** Begin **
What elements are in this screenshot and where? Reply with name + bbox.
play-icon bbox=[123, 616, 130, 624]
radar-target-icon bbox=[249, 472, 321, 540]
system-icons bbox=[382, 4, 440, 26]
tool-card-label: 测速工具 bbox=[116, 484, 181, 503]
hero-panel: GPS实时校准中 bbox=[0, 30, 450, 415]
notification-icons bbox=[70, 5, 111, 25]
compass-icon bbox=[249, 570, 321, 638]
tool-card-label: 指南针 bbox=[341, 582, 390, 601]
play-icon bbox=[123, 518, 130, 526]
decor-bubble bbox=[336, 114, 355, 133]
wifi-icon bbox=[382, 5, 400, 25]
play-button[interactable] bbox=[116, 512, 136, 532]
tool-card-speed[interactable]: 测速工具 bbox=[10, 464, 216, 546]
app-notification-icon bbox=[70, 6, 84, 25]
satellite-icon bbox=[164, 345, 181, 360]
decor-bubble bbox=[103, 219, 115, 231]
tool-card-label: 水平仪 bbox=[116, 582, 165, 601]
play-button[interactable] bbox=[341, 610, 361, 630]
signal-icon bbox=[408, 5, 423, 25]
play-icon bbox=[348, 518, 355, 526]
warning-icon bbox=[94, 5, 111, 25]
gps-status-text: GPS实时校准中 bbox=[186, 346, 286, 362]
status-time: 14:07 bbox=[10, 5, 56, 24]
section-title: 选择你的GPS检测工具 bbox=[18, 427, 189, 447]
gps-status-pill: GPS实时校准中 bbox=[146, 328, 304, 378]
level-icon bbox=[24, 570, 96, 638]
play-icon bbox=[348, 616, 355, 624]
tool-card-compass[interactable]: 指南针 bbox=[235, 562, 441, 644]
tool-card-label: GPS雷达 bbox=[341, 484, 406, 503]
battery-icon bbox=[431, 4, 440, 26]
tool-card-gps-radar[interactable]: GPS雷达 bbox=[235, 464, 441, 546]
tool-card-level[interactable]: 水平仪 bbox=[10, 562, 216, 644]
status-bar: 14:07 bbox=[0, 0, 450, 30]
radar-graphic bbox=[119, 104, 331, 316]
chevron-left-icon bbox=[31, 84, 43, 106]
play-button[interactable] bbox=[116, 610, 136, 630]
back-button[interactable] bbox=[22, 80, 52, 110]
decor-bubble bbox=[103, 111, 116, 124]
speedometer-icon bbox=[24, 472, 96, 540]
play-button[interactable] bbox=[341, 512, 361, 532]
** End **
▸ **Written problem**
Please turn the listing above into a Markdown table with the columns Row and Entry, putting each line's sequence number under Row and the line itself under Entry, and leaving out blank lines.

▸ **Answer to this task**
| Row | Entry |
|---|---|
| 1 | What elements are in this screenshot and where? Reply with name + bbox. |
| 2 | play-icon bbox=[123, 616, 130, 624] |
| 3 | radar-target-icon bbox=[249, 472, 321, 540] |
| 4 | system-icons bbox=[382, 4, 440, 26] |
| 5 | tool-card-label: 测速工具 bbox=[116, 484, 181, 503] |
| 6 | hero-panel: GPS实时校准中 bbox=[0, 30, 450, 415] |
| 7 | notification-icons bbox=[70, 5, 111, 25] |
| 8 | compass-icon bbox=[249, 570, 321, 638] |
| 9 | tool-card-label: 指南针 bbox=[341, 582, 390, 601] |
| 10 | play-icon bbox=[123, 518, 130, 526] |
| 11 | decor-bubble bbox=[336, 114, 355, 133] |
| 12 | wifi-icon bbox=[382, 5, 400, 25] |
| 13 | play-button[interactable] bbox=[116, 512, 136, 532] |
| 14 | tool-card-speed[interactable]: 测速工具 bbox=[10, 464, 216, 546] |
| 15 | app-notification-icon bbox=[70, 6, 84, 25] |
| 16 | satellite-icon bbox=[164, 345, 181, 360] |
| 17 | decor-bubble bbox=[103, 219, 115, 231] |
| 18 | tool-card-label: 水平仪 bbox=[116, 582, 165, 601] |
| 19 | play-button[interactable] bbox=[341, 610, 361, 630] |
| 20 | signal-icon bbox=[408, 5, 423, 25] |
| 21 | play-icon bbox=[348, 518, 355, 526] |
| 22 | warning-icon bbox=[94, 5, 111, 25] |
| 23 | gps-status-text: GPS实时校准中 bbox=[186, 346, 286, 362] |
| 24 | status-time: 14:07 bbox=[10, 5, 56, 24] |
| 25 | section-title: 选择你的GPS检测工具 bbox=[18, 427, 189, 447] |
| 26 | gps-status-pill: GPS实时校准中 bbox=[146, 328, 304, 378] |
| 27 | level-icon bbox=[24, 570, 96, 638] |
| 28 | play-icon bbox=[348, 616, 355, 624] |
| 29 | tool-card-compass[interactable]: 指南针 bbox=[235, 562, 441, 644] |
| 30 | tool-card-label: GPS雷达 bbox=[341, 484, 406, 503] |
| 31 | battery-icon bbox=[431, 4, 440, 26] |
| 32 | tool-card-gps-radar[interactable]: GPS雷达 bbox=[235, 464, 441, 546] |
| 33 | tool-card-level[interactable]: 水平仪 bbox=[10, 562, 216, 644] |
| 34 | status-bar: 14:07 bbox=[0, 0, 450, 30] |
| 35 | radar-graphic bbox=[119, 104, 331, 316] |
| 36 | chevron-left-icon bbox=[31, 84, 43, 106] |
| 37 | play-button[interactable] bbox=[116, 610, 136, 630] |
| 38 | back-button[interactable] bbox=[22, 80, 52, 110] |
| 39 | decor-bubble bbox=[103, 111, 116, 124] |
| 40 | speedometer-icon bbox=[24, 472, 96, 540] |
| 41 | play-button[interactable] bbox=[341, 512, 361, 532] |